-- Start of Entries --
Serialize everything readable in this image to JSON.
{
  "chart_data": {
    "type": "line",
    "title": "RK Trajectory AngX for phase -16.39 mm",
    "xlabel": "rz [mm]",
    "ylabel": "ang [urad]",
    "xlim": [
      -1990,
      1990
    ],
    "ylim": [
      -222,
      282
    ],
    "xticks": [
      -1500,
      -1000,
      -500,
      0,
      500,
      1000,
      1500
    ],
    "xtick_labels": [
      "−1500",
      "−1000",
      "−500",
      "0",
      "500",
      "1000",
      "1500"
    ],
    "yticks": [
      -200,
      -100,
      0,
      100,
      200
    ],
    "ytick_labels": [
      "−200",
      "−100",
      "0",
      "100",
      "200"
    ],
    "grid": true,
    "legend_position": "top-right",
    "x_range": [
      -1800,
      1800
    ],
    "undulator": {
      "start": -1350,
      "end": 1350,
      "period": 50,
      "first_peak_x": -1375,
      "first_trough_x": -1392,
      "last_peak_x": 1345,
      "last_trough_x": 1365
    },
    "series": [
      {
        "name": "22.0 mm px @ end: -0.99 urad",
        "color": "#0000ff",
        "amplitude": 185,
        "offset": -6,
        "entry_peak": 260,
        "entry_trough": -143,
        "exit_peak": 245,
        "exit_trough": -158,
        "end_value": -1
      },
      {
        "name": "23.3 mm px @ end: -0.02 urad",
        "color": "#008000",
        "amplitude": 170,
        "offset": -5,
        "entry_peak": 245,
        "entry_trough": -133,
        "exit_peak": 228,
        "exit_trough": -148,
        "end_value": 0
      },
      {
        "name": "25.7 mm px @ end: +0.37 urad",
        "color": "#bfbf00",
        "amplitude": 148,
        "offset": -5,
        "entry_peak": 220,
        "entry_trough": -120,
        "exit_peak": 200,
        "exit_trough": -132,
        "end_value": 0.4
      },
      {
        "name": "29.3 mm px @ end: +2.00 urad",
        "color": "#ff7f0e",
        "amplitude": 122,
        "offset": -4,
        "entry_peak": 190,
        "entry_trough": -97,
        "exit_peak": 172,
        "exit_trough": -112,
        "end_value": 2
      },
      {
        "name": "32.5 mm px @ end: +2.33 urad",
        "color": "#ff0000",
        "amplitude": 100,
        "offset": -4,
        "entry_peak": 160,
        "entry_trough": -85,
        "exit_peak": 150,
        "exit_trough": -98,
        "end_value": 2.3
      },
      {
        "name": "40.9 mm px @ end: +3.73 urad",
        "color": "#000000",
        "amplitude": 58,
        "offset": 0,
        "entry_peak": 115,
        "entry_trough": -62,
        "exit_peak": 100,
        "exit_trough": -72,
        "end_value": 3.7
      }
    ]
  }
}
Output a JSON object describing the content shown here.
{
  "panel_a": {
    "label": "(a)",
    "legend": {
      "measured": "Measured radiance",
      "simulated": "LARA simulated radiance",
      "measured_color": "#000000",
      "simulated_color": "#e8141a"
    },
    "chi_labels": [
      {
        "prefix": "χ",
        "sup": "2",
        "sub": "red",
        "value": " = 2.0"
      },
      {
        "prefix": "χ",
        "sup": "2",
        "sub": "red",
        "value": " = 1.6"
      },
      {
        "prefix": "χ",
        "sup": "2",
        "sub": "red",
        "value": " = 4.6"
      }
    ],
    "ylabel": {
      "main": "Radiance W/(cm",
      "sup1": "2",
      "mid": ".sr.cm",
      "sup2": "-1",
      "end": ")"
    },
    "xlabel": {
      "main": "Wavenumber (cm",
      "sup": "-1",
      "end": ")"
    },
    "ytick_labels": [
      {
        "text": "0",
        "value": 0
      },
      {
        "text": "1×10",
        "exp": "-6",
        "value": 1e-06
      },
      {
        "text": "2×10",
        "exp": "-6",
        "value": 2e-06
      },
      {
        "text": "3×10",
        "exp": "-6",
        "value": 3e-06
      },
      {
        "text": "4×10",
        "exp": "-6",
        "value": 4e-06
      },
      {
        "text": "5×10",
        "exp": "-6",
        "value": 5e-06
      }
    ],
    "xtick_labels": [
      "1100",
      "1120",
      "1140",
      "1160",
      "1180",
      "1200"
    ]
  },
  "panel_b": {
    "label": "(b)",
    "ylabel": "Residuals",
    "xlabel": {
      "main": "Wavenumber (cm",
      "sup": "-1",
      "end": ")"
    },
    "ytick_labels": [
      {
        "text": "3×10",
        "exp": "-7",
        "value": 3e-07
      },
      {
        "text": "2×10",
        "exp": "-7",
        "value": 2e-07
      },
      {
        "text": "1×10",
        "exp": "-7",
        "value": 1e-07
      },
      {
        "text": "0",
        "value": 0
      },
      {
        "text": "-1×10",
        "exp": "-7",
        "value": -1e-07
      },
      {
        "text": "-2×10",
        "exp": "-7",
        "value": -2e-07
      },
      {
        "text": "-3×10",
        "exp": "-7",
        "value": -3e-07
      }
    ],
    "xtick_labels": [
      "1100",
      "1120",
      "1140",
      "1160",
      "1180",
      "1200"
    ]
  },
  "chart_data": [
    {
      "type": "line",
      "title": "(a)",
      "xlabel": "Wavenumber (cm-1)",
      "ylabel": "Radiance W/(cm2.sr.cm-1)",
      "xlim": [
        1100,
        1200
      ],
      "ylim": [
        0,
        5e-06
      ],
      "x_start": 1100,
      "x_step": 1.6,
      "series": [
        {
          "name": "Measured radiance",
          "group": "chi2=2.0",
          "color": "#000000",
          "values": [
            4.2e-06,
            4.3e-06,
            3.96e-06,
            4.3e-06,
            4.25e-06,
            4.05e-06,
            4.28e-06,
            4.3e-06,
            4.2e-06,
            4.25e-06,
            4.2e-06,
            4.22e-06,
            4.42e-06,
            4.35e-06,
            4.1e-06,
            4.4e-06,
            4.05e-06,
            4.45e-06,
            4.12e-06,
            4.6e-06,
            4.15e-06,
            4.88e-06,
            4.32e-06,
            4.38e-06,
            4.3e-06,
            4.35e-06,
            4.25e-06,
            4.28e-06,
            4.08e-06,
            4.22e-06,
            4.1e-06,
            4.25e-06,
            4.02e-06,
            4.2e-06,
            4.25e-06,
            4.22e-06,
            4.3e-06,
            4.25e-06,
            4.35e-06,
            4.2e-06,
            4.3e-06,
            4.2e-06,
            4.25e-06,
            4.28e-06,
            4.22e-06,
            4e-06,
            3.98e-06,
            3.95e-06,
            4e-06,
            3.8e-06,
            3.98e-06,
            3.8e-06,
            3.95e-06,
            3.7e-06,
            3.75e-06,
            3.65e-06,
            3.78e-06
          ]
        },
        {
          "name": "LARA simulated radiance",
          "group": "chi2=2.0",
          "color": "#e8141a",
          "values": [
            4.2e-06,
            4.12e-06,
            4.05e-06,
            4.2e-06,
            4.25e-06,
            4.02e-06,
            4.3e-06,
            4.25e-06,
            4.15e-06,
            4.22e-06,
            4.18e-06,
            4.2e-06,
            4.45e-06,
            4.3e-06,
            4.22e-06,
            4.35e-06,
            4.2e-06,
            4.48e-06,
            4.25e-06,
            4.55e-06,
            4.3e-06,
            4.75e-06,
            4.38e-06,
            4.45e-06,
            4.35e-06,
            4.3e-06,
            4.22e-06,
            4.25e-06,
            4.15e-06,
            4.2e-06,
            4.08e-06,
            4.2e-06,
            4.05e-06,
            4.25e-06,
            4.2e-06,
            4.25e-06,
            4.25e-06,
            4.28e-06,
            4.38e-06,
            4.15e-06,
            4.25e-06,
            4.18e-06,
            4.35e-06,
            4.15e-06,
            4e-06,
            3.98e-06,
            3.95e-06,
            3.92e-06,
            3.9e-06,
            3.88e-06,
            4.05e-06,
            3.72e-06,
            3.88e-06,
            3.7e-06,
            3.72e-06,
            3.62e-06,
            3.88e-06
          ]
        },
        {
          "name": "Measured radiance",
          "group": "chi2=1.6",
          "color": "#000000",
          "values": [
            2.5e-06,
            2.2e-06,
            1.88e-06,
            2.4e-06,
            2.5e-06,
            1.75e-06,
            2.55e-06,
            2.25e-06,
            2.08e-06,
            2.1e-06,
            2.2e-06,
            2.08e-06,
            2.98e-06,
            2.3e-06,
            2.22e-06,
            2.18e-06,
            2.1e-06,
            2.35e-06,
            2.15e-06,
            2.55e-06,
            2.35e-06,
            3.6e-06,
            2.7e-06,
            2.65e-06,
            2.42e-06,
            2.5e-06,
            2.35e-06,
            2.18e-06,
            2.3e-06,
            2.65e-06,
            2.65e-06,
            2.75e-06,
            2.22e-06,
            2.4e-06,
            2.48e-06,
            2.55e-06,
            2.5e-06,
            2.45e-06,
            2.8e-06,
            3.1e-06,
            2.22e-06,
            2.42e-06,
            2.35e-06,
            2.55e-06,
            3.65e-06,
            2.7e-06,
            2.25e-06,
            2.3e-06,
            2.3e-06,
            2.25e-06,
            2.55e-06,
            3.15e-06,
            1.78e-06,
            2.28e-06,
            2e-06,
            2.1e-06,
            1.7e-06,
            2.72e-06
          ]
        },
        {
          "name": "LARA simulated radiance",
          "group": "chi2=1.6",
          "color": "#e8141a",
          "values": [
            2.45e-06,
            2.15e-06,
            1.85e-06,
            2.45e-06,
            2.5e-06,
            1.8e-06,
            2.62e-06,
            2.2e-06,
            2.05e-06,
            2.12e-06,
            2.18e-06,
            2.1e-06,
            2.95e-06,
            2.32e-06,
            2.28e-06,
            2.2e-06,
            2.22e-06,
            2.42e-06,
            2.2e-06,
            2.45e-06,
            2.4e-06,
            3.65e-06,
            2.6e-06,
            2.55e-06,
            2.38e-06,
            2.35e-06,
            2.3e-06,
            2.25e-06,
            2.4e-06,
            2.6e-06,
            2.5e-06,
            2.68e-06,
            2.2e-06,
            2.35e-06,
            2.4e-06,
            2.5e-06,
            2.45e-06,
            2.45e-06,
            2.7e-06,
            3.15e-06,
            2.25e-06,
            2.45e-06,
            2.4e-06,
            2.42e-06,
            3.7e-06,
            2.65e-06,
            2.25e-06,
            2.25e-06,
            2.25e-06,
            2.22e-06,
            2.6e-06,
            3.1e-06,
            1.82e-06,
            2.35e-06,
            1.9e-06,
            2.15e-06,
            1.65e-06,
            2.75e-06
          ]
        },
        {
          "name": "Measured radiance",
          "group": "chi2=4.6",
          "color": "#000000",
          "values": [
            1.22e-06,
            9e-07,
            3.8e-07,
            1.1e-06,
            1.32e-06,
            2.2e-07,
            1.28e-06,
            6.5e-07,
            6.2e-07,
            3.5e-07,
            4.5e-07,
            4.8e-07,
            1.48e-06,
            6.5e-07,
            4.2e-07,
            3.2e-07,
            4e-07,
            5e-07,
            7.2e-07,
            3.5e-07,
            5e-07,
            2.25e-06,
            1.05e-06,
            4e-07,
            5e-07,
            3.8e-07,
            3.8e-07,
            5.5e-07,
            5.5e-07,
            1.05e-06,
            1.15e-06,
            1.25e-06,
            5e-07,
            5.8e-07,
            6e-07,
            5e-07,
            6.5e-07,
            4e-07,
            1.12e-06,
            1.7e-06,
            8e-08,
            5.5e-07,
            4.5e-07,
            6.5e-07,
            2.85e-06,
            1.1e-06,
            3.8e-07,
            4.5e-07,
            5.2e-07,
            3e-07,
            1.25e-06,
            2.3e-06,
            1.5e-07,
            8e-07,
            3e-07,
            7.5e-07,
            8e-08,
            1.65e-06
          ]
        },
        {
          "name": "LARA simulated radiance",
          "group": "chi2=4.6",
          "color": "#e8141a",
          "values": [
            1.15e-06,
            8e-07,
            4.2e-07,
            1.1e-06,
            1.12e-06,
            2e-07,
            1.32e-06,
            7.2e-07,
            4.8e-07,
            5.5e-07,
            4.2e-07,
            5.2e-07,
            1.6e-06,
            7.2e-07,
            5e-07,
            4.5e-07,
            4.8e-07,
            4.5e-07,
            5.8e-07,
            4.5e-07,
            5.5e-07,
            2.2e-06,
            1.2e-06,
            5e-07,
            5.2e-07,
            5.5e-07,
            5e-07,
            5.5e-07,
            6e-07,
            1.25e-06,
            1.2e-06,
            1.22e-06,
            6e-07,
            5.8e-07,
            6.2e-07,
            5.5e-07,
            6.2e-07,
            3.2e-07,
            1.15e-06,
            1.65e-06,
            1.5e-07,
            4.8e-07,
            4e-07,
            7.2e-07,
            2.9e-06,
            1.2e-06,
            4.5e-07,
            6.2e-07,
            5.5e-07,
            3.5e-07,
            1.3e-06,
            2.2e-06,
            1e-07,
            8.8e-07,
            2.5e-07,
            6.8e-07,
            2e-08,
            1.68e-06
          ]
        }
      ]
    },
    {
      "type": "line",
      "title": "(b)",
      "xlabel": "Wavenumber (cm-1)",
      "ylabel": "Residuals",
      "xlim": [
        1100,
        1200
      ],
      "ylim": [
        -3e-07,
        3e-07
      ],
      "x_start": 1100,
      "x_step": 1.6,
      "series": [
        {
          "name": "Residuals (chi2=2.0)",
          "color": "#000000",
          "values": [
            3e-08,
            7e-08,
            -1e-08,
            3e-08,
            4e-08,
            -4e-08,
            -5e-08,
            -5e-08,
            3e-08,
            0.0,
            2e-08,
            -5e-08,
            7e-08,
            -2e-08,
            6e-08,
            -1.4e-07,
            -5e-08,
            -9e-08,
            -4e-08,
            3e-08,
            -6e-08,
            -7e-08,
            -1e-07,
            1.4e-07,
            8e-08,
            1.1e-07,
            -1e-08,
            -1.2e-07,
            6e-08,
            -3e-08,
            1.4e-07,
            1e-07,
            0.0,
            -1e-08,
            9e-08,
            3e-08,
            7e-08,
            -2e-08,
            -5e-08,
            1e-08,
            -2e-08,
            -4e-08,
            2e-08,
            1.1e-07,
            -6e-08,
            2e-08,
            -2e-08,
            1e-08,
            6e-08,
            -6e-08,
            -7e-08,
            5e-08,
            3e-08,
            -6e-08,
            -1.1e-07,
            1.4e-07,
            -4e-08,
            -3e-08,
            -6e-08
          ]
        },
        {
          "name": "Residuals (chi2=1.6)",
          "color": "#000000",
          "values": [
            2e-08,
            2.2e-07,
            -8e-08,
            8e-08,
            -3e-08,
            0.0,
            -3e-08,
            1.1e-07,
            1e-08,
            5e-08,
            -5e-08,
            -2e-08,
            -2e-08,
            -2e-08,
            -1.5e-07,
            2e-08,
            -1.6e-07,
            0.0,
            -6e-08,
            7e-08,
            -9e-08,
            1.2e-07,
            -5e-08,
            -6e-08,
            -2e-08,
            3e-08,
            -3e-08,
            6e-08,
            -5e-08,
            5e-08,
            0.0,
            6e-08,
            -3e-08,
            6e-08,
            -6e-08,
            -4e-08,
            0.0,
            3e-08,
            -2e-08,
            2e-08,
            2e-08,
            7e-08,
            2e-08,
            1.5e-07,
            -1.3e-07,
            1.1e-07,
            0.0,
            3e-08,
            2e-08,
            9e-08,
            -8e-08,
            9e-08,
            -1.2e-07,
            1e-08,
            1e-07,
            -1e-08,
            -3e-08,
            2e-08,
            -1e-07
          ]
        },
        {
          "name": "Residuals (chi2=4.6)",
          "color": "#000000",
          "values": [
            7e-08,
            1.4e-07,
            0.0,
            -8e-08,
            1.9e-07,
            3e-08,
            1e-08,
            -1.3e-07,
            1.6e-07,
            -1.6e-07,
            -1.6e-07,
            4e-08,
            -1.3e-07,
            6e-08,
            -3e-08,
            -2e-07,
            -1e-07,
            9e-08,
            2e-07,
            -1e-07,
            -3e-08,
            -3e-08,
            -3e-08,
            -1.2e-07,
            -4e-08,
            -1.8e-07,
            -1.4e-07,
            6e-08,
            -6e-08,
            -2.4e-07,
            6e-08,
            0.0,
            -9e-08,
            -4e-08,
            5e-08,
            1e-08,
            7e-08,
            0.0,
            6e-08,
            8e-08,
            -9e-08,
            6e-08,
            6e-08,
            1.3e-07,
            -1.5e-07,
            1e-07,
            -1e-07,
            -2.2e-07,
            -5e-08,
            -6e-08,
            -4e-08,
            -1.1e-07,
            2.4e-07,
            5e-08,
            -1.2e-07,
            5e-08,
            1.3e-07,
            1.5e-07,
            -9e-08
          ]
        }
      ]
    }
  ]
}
-- End of Entries --
## Set problem
Report each line in the data that holds the word "JSON".

## Task solution
Serialize everything readable in this image to JSON.
Output a JSON object describing the content shown here.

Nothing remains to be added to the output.